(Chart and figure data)
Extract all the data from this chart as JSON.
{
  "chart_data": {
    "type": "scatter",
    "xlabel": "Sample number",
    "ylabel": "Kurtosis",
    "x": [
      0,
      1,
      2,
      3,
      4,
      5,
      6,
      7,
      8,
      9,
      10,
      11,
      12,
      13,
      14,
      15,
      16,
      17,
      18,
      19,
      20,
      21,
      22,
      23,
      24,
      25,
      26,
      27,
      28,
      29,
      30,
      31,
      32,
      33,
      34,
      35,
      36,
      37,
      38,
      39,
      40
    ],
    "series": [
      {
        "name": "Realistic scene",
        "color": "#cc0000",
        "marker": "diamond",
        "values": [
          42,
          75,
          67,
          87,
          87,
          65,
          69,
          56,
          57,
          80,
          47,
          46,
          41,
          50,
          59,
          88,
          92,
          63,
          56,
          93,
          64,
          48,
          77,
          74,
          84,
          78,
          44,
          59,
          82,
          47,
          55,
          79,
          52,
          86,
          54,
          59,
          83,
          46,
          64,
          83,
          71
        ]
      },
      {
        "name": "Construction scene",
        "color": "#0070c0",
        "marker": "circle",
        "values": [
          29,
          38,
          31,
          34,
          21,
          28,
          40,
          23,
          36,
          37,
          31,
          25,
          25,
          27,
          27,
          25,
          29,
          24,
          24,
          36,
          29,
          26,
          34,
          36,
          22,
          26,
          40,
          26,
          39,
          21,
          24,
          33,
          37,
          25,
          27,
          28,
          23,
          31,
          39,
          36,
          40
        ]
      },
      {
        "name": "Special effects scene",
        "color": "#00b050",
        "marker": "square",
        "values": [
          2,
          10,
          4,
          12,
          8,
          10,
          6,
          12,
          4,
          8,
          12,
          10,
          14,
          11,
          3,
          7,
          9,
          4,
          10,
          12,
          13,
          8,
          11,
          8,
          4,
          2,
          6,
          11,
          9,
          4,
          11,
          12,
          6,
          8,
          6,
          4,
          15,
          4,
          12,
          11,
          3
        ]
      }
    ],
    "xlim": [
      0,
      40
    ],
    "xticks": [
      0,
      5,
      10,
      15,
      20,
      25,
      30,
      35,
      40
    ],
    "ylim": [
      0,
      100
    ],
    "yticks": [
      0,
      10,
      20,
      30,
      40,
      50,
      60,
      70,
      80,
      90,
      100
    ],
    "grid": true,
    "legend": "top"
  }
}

**Do this:** Look through the entries and find each line that has the string "marker". Copy those lines.

**Exercise response:**
        "marker": "diamond",
        "marker": "circle",
        "marker": "square",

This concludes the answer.